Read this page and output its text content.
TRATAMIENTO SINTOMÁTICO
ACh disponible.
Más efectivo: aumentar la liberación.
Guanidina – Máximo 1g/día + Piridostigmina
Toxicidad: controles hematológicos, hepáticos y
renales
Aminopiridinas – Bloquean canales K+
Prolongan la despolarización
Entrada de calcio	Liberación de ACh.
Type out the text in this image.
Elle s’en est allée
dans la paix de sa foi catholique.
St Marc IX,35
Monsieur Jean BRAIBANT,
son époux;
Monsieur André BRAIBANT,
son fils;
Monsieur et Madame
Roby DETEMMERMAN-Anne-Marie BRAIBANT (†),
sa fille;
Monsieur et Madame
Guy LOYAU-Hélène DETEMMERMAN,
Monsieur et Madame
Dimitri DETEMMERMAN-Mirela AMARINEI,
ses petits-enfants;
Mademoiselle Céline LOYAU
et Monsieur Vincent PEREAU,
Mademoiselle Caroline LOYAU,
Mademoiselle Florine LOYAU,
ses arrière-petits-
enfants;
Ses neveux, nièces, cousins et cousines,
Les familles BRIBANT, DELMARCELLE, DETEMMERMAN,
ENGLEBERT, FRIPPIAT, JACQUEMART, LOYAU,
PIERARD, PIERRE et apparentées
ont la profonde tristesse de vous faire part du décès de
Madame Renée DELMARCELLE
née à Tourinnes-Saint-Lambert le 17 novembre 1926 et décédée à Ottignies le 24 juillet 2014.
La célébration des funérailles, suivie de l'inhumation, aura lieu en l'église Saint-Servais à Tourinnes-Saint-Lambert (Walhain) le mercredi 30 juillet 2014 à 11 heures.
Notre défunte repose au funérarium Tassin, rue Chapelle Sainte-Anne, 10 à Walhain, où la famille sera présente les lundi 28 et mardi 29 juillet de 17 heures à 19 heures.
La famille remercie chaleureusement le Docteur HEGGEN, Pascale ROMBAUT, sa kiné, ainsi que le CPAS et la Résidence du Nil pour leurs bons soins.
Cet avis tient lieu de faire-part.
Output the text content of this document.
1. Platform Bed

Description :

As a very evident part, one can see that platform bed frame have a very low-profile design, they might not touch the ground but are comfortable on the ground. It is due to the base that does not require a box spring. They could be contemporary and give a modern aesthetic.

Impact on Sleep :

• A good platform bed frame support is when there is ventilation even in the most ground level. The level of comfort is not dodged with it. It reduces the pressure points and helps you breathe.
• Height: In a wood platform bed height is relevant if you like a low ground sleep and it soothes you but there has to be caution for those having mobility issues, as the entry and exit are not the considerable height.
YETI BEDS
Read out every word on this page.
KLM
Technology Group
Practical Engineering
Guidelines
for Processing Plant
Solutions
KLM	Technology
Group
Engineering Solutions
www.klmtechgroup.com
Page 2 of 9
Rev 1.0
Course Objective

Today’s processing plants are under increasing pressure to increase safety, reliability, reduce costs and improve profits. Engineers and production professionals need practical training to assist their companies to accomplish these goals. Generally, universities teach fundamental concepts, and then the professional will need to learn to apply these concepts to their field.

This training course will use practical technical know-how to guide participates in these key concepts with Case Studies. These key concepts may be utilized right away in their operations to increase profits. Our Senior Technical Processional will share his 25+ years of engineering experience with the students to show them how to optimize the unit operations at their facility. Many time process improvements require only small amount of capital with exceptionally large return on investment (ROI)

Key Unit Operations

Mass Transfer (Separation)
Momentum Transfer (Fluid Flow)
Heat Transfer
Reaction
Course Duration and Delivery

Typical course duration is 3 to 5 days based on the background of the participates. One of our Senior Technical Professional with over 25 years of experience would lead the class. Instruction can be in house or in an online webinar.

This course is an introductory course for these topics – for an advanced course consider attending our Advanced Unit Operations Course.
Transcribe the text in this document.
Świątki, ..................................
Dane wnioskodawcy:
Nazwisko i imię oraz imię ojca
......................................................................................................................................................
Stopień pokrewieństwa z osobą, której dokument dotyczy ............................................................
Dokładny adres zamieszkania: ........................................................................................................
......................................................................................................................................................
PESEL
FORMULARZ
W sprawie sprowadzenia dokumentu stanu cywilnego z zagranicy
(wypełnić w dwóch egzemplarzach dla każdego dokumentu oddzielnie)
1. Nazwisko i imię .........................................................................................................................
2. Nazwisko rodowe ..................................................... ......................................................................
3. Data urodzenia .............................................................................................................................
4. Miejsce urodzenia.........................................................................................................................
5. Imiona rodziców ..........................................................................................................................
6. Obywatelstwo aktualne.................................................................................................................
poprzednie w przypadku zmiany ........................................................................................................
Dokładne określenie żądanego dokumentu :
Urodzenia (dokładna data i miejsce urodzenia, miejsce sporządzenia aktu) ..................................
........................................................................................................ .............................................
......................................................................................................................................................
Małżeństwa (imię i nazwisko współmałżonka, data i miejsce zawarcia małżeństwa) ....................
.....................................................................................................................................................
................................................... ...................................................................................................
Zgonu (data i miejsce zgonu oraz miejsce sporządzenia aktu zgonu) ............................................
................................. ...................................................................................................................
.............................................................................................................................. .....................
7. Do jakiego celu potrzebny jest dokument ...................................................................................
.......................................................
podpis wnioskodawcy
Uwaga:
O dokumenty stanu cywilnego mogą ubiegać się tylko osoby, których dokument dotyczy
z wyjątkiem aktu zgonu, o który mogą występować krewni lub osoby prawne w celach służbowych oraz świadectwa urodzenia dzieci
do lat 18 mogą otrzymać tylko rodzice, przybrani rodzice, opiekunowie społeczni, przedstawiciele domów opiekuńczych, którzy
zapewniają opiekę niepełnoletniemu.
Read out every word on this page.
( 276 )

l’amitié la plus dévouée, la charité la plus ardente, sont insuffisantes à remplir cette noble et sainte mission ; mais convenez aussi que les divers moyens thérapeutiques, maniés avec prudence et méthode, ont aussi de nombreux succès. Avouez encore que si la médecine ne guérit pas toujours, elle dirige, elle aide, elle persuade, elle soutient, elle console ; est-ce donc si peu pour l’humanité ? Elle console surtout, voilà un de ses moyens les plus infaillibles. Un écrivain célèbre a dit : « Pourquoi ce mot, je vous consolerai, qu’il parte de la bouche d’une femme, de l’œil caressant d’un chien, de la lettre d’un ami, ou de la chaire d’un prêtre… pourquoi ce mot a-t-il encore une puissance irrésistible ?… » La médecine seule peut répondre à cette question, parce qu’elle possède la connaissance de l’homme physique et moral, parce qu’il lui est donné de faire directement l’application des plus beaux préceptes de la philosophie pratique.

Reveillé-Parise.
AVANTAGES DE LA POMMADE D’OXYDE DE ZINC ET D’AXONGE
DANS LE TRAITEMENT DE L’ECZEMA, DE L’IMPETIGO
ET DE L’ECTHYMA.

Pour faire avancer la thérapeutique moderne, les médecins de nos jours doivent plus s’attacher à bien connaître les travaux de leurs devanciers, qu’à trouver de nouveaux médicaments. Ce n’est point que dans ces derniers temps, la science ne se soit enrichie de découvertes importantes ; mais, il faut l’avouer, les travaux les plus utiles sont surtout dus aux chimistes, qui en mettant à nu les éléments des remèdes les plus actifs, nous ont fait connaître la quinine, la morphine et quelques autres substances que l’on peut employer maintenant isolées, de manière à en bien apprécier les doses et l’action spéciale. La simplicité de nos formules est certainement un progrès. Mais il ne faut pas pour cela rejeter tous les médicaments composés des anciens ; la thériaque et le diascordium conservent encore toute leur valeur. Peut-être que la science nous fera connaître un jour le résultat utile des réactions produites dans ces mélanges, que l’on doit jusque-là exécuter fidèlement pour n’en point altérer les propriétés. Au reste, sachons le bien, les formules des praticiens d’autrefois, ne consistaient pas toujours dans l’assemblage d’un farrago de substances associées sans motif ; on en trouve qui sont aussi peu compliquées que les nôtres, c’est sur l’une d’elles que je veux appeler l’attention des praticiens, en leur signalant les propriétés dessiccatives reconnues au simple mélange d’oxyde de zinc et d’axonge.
^^^^^^^^^^^^^^^^
▶ [TASK TO COMPLETE]
Extract each line holding the word "will" from the records.

▶ [RESULT OF THE EXERCISE]
Today’s processing plants are under increasing pressure to increase safety, reliability, reduce costs and improve profits. Engineers and production professionals need practical training to assist their companies to accomplish these goals. Generally, universities teach fundamental concepts, and then the professional will need to learn to apply these concepts to their field.
This training course will use practical technical know-how to guide participates in these key concepts with Case Studies. These key concepts may be utilized right away in their operations to increase profits. Our Senior Technical Processional will share his 25+ years of engineering experience with the students to show them how to optimize the unit operations at their facility. Many time process improvements require only small amount of capital with exceptionally large return on investment (ROI)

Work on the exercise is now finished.